Description of the task -> Write out again only the lines running from the one that contains "Transcribe this image's" to the end of the records below, including both the first and the last.

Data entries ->
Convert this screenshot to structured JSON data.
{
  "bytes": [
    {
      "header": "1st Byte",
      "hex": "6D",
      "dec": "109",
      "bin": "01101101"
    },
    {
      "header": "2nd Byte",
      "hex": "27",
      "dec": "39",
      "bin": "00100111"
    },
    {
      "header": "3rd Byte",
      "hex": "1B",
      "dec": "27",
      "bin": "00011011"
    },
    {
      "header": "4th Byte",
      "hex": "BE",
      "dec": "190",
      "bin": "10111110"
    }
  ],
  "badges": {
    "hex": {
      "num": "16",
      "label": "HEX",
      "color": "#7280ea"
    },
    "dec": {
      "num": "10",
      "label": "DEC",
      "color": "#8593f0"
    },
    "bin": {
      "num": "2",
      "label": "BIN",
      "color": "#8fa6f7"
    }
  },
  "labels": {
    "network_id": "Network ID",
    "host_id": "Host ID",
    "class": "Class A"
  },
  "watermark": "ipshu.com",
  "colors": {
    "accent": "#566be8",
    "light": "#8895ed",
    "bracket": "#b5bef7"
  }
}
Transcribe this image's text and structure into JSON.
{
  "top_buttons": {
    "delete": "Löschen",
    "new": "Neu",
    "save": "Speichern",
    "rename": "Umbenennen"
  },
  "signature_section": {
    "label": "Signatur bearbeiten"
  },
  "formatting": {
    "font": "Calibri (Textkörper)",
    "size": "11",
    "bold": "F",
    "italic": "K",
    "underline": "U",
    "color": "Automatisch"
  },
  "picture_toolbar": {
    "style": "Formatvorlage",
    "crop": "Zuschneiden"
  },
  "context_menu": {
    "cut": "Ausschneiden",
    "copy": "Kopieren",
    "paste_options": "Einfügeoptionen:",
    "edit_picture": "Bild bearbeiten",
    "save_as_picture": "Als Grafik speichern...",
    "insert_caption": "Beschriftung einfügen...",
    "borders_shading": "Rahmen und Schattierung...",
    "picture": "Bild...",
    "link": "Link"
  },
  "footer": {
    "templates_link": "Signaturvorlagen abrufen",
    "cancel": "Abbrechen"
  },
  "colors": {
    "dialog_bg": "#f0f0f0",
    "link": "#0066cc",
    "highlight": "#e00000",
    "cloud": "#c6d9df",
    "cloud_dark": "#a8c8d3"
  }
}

Task answer ->
Transcribe this image's text and structure into JSON.
{
  "top_buttons": {
    "delete": "Löschen",
    "new": "Neu",
    "save": "Speichern",
    "rename": "Umbenennen"
  },
  "signature_section": {
    "label": "Signatur bearbeiten"
  },
  "formatting": {
    "font": "Calibri (Textkörper)",
    "size": "11",
    "bold": "F",
    "italic": "K",
    "underline": "U",
    "color": "Automatisch"
  },
  "picture_toolbar": {
    "style": "Formatvorlage",
    "crop": "Zuschneiden"
  },
  "context_menu": {
    "cut": "Ausschneiden",
    "copy": "Kopieren",
    "paste_options": "Einfügeoptionen:",
    "edit_picture": "Bild bearbeiten",
    "save_as_picture": "Als Grafik speichern...",
    "insert_caption": "Beschriftung einfügen...",
    "borders_shading": "Rahmen und Schattierung...",
    "picture": "Bild...",
    "link": "Link"
  },
  "footer": {
    "templates_link": "Signaturvorlagen abrufen",
    "cancel": "Abbrechen"
  },
  "colors": {
    "dialog_bg": "#f0f0f0",
    "link": "#0066cc",
    "highlight": "#e00000",
    "cloud": "#c6d9df",
    "cloud_dark": "#a8c8d3"
  }
}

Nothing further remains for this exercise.